▶ [CONSEGNA]: Continua il testo su Bernardino Realino e i suoi studi a Bologna, riprendendo subito dopo l'ultima frase.

▶ [TESTO FORNITO]:
Per prima cosa andò a Bologna a completare gli studi in giurisprudenza che aveva interrotto. È possibile che Realino non si sentisse veramente tagliato per il diritto: la sua intenzione iniziale era diventare medico. A convincerlo a studiare legge era stata la donna amata: "eſſendoſi allora acceſo di caldo amore per una cotal Cloride giovane non ſolo per la bellezza del corpo, ma anche per le rare virtù, che ne adornavano l’animo, degna di eſſere amata da chi gli foſſe in ſaviezza e in virtù ſomigliante, a inſinuazione di eſſa applicoſſi in vece alla Giuriſprudenza"Come mai questa Cloride ritenesse la carriera dell'avvocato più savia e virtuosa di quella del medico non ci è dato sapere, ma non ha così importanza perché Cloride sarebbe morta giovane, come si conviene alle ragazze che ispirano le poesie, salvo che di poesie su di lei non ce ne sono rimaste perché Bernardino, una volta entrato nei gesuiti, distrusse tutto o quasi. I contemporanei che avevano fatto in tempo a leggere avevano parole di apprezzamento, ma si sa che i letterati tra loro tendono a capolavorarsi ogni due per tre, non ci si può fidare. Magari ci siamo persi un grande poeta del Cinquecento, ma i leccesi starebbero ancora cercando il loro santo protettore, chi può dirlo.

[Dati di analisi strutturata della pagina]
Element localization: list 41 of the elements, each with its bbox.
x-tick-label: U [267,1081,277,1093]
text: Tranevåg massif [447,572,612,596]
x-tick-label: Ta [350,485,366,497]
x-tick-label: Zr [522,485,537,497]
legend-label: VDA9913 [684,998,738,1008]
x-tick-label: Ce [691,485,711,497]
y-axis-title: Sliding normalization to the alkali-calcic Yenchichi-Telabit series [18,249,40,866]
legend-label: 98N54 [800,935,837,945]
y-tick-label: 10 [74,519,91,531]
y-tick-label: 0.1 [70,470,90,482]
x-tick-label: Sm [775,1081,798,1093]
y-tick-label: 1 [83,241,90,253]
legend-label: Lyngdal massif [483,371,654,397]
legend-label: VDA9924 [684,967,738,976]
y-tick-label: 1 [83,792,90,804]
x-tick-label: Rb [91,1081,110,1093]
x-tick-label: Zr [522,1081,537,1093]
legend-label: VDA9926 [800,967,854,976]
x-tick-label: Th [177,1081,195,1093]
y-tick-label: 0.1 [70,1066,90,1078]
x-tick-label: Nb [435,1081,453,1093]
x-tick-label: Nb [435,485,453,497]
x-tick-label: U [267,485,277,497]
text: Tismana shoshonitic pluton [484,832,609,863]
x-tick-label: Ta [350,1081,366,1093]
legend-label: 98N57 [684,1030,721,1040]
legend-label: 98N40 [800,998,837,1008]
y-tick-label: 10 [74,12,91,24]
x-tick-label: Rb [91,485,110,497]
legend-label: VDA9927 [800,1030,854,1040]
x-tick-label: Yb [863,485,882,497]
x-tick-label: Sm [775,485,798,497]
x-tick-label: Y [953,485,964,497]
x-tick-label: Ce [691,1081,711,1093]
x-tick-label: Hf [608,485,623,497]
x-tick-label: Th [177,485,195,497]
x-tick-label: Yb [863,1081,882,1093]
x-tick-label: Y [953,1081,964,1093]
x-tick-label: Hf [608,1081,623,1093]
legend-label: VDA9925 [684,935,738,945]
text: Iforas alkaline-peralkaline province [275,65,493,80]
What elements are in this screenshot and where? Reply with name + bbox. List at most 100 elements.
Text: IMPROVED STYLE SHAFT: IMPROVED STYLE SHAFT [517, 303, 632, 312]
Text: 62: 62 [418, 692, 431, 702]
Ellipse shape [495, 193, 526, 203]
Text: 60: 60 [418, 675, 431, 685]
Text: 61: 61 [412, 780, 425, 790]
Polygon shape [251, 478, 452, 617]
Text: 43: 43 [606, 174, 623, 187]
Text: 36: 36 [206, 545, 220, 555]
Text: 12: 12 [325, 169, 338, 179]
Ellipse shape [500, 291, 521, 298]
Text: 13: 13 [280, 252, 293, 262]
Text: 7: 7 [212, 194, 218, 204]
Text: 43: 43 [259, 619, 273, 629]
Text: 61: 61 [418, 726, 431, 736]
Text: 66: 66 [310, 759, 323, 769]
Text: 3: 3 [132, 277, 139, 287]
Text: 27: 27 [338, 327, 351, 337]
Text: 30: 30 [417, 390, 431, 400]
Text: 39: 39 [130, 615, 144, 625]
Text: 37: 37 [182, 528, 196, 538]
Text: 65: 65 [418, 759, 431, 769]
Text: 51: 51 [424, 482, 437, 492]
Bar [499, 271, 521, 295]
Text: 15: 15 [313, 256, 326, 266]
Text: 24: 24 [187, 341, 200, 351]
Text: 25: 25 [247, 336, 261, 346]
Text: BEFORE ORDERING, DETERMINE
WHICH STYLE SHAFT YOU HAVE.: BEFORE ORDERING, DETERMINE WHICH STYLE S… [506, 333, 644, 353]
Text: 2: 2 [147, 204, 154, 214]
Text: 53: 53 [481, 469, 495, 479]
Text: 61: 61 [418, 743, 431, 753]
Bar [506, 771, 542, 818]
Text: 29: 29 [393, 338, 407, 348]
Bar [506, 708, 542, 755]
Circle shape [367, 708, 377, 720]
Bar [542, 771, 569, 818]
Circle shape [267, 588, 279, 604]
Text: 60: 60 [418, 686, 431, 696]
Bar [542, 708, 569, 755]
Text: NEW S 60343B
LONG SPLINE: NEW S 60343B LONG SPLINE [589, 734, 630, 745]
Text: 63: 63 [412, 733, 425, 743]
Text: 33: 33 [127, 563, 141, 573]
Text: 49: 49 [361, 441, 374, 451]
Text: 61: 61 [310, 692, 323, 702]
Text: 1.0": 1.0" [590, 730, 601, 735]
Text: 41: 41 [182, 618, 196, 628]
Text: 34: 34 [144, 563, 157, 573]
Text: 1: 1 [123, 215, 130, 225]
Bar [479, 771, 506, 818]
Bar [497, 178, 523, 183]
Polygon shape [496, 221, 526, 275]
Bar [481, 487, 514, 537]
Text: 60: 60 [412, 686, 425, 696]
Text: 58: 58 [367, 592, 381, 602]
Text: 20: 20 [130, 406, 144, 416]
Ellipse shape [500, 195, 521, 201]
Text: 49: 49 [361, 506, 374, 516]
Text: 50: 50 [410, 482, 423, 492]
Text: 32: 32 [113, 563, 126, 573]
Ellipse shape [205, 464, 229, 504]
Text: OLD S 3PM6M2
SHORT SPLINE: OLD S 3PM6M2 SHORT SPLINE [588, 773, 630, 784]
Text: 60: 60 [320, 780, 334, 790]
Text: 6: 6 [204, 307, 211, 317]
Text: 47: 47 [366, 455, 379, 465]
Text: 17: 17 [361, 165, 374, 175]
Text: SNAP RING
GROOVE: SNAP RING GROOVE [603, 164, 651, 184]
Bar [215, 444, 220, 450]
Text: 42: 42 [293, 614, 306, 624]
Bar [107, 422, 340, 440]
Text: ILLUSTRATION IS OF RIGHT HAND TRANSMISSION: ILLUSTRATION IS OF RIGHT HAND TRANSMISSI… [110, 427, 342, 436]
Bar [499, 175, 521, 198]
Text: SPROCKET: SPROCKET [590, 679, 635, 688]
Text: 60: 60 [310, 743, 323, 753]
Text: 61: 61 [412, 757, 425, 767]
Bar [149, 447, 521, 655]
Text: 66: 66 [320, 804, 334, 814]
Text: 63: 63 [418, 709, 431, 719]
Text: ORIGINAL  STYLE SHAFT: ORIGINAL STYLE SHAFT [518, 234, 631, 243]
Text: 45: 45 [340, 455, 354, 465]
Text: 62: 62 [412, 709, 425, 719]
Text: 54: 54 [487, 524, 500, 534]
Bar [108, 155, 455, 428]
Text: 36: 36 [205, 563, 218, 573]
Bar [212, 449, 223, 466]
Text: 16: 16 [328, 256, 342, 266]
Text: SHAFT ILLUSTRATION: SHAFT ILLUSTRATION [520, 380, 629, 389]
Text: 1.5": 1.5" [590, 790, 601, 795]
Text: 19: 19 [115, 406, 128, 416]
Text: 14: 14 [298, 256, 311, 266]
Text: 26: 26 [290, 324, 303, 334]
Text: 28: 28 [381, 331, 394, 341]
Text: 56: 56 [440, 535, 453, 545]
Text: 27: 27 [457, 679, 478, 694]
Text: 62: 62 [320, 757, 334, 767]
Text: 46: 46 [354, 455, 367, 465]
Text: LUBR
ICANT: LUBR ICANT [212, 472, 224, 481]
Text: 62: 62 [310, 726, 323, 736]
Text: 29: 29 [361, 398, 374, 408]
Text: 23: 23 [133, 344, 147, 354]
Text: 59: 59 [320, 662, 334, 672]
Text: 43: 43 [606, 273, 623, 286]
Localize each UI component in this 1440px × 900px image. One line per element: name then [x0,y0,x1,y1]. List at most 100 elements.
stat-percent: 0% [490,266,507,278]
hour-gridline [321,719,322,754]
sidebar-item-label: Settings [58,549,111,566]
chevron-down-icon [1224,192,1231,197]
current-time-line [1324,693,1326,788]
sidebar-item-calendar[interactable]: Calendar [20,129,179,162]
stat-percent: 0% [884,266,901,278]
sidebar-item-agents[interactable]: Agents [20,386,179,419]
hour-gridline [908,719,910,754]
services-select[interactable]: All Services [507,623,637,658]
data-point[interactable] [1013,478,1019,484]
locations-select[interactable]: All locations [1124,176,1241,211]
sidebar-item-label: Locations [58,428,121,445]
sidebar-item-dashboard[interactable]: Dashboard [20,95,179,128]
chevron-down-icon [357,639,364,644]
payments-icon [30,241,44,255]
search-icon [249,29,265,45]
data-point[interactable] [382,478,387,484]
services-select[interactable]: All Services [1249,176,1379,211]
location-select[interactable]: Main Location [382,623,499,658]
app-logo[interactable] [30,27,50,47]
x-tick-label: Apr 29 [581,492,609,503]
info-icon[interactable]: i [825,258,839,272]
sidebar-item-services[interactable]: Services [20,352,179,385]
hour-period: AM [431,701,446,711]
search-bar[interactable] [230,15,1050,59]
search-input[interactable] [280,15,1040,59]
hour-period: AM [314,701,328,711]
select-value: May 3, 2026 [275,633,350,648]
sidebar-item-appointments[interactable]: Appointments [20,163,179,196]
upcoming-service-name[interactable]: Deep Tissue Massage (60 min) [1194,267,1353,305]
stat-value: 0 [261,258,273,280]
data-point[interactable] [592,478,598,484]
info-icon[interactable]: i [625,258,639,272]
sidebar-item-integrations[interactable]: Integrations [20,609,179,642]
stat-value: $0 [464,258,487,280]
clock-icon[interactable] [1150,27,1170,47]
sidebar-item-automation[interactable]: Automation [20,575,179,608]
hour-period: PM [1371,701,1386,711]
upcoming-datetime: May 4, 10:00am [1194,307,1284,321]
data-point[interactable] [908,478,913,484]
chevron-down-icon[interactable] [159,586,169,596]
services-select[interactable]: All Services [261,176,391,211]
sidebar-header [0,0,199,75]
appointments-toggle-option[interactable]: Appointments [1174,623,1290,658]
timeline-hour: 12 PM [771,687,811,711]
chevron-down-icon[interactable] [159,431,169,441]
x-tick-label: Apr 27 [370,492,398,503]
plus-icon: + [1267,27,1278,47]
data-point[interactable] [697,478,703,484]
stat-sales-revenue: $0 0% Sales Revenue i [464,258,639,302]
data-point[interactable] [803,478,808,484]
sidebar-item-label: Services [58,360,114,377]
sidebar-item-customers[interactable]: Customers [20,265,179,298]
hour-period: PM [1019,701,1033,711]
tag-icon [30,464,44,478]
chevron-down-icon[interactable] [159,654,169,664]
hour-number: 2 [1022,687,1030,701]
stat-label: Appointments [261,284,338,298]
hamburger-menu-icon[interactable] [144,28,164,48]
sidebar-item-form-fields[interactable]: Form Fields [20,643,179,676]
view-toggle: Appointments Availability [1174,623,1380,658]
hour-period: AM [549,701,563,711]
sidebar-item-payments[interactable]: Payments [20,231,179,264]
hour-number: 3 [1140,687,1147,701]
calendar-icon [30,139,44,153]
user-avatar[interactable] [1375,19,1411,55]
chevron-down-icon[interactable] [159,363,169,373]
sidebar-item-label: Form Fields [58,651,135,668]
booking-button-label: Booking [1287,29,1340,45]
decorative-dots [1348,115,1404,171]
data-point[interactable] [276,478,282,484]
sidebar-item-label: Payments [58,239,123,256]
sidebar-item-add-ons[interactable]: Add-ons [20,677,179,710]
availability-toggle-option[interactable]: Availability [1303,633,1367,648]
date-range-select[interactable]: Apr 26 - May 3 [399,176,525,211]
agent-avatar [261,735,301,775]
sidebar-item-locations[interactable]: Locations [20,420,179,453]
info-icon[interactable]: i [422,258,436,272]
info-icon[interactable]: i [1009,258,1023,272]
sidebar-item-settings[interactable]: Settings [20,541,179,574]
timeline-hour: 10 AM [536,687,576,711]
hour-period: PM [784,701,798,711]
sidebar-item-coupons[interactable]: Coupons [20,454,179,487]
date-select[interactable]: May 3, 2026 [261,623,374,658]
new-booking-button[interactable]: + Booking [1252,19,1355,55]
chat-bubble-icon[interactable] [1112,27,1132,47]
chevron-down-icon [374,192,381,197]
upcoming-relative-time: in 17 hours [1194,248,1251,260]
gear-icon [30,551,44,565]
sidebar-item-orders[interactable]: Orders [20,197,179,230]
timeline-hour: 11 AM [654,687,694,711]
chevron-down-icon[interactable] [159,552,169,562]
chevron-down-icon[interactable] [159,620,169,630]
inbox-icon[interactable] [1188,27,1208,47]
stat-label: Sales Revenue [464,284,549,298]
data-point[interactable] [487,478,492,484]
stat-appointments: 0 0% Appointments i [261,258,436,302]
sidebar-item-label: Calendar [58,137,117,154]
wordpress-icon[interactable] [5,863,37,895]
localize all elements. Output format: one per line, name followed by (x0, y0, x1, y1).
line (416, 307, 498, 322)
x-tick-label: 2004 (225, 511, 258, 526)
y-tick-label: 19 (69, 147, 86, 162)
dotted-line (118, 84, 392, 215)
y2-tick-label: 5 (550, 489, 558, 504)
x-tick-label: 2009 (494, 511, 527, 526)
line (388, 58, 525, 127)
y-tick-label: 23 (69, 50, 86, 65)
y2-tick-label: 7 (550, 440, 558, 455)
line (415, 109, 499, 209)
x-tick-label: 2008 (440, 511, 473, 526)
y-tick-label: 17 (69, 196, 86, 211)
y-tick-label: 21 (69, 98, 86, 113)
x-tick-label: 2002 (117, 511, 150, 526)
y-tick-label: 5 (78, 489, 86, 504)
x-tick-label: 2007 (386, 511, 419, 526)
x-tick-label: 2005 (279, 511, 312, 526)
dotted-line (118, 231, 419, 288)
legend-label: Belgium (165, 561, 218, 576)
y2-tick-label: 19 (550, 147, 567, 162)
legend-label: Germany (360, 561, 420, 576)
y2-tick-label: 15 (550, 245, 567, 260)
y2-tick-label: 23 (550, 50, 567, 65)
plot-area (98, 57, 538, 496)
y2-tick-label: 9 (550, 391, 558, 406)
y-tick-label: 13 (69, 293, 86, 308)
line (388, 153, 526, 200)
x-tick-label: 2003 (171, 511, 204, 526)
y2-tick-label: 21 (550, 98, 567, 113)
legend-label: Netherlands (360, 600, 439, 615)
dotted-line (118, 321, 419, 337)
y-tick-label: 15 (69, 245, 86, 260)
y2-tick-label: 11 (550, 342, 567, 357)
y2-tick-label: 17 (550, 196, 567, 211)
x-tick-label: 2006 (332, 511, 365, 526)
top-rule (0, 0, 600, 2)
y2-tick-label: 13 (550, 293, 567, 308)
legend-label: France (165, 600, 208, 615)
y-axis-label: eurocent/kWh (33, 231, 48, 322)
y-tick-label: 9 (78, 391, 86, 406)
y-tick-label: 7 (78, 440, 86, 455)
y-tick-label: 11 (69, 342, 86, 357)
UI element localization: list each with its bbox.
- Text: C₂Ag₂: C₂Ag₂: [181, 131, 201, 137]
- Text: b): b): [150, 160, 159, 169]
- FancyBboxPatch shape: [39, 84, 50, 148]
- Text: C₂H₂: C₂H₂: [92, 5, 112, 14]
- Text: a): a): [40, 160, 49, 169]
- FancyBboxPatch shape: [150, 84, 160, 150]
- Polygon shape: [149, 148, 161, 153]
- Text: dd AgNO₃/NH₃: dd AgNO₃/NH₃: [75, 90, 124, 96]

▶ [SPAZIO RISPOSTA]:
Dopo la laurea Bernardino, tramite il padre, trovò subito lavoro nell'amministrazione nei vasti possedimenti del governatorato spagnolo di Milano, segnalandosi dal Piemonte all'Abruzzo come funzionario capace e onesto; di quell'onestà che sconfina talvolta nella dabbenaggine, perché trovandosi sempre più spesso in province gravate da carestie, invece di mettere qualcosa da parte finiva per offrire del suo, al punto che quando a 34 anni a Napoli entrò nei gesuiti, in dote portava più debiti che altro. Gli stessi gesuiti continuarono ad adoperarlo come i datori di lavoro precedenti, mandandolo nei posti difficili dove nessun altro voleva andare: nel suo caso a Lecce, dove la Compagnia aveva appena ereditato un lascito con la clausola di dover aprire una "casa professa", ovvero una filiale in loco. Queste clausole erano spesso una fregatura: i gesuiti non sono mendicanti, le case professe spesso costano più dei lasciti stanziati. Bernardino, col suo curriculum di amministratore, sembrava l'uomo giusto per capire se conveniva davvero aprire o no; ma anche a Lecce Bernardino finì per mettere l'ottimismo della volontà davanti al cubismo del budget, attirandosi qualche rimprovero dai superiori ma l'amore incondizionato dei leccesi, che quarant'anni dopo volevano metterlo nel calendario ancor prima che salisse in cielo.